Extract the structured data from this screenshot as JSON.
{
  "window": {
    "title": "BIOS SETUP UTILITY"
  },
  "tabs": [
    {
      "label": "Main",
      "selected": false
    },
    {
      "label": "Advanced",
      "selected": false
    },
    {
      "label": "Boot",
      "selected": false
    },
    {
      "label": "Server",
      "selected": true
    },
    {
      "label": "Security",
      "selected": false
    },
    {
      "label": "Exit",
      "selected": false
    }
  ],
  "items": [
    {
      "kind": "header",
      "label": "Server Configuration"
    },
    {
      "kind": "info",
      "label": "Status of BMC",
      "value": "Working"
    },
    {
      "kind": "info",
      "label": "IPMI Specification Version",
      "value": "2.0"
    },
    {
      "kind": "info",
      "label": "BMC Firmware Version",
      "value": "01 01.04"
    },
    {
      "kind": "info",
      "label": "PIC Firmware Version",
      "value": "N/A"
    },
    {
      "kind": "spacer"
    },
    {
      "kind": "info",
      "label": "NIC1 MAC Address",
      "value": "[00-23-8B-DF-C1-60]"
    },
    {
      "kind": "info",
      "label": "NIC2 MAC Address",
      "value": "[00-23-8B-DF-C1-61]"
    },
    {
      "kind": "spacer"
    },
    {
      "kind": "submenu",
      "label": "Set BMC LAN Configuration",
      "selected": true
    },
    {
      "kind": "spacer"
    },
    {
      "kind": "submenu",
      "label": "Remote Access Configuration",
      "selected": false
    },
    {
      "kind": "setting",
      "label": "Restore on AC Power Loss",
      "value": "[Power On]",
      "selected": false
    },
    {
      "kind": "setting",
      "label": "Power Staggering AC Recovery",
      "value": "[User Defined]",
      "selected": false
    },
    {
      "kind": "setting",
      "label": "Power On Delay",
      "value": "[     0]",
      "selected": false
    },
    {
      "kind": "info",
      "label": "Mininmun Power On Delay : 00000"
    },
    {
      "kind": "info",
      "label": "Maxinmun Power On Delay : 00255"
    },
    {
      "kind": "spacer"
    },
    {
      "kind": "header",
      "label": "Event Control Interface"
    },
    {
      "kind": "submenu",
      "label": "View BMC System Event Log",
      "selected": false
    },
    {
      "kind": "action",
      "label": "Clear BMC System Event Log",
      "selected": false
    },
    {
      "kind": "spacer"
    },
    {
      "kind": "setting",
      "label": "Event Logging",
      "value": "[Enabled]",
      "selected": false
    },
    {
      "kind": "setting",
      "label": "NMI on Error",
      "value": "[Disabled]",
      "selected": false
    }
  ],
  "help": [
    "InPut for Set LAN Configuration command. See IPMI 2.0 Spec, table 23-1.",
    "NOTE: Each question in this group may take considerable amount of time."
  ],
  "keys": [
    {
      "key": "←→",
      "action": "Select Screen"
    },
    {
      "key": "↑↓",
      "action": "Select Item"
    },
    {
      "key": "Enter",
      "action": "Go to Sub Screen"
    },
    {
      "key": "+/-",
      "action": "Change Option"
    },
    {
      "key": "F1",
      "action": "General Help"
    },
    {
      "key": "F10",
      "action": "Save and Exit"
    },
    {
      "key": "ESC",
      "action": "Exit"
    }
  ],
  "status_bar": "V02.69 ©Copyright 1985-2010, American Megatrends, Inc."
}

▶ Goal
Repeat the data above, word for word.

▶ Final answer
Extract the structured data from this screenshot as JSON.
{
  "window": {
    "title": "BIOS SETUP UTILITY"
  },
  "tabs": [
    {
      "label": "Main",
      "selected": false
    },
    {
      "label": "Advanced",
      "selected": false
    },
    {
      "label": "Boot",
      "selected": false
    },
    {
      "label": "Server",
      "selected": true
    },
    {
      "label": "Security",
      "selected": false
    },
    {
      "label": "Exit",
      "selected": false
    }
  ],
  "items": [
    {
      "kind": "header",
      "label": "Server Configuration"
    },
    {
      "kind": "info",
      "label": "Status of BMC",
      "value": "Working"
    },
    {
      "kind": "info",
      "label": "IPMI Specification Version",
      "value": "2.0"
    },
    {
      "kind": "info",
      "label": "BMC Firmware Version",
      "value": "01 01.04"
    },
    {
      "kind": "info",
      "label": "PIC Firmware Version",
      "value": "N/A"
    },
    {
      "kind": "spacer"
    },
    {
      "kind": "info",
      "label": "NIC1 MAC Address",
      "value": "[00-23-8B-DF-C1-60]"
    },
    {
      "kind": "info",
      "label": "NIC2 MAC Address",
      "value": "[00-23-8B-DF-C1-61]"
    },
    {
      "kind": "spacer"
    },
    {
      "kind": "submenu",
      "label": "Set BMC LAN Configuration",
      "selected": true
    },
    {
      "kind": "spacer"
    },
    {
      "kind": "submenu",
      "label": "Remote Access Configuration",
      "selected": false
    },
    {
      "kind": "setting",
      "label": "Restore on AC Power Loss",
      "value": "[Power On]",
      "selected": false
    },
    {
      "kind": "setting",
      "label": "Power Staggering AC Recovery",
      "value": "[User Defined]",
      "selected": false
    },
    {
      "kind": "setting",
      "label": "Power On Delay",
      "value": "[     0]",
      "selected": false
    },
    {
      "kind": "info",
      "label": "Mininmun Power On Delay : 00000"
    },
    {
      "kind": "info",
      "label": "Maxinmun Power On Delay : 00255"
    },
    {
      "kind": "spacer"
    },
    {
      "kind": "header",
      "label": "Event Control Interface"
    },
    {
      "kind": "submenu",
      "label": "View BMC System Event Log",
      "selected": false
    },
    {
      "kind": "action",
      "label": "Clear BMC System Event Log",
      "selected": false
    },
    {
      "kind": "spacer"
    },
    {
      "kind": "setting",
      "label": "Event Logging",
      "value": "[Enabled]",
      "selected": false
    },
    {
      "kind": "setting",
      "label": "NMI on Error",
      "value": "[Disabled]",
      "selected": false
    }
  ],
  "help": [
    "InPut for Set LAN Configuration command. See IPMI 2.0 Spec, table 23-1.",
    "NOTE: Each question in this group may take considerable amount of time."
  ],
  "keys": [
    {
      "key": "←→",
      "action": "Select Screen"
    },
    {
      "key": "↑↓",
      "action": "Select Item"
    },
    {
      "key": "Enter",
      "action": "Go to Sub Screen"
    },
    {
      "key": "+/-",
      "action": "Change Option"
    },
    {
      "key": "F1",
      "action": "General Help"
    },
    {
      "key": "F10",
      "action": "Save and Exit"
    },
    {
      "key": "ESC",
      "action": "Exit"
    }
  ],
  "status_bar": "V02.69 ©Copyright 1985-2010, American Megatrends, Inc."
}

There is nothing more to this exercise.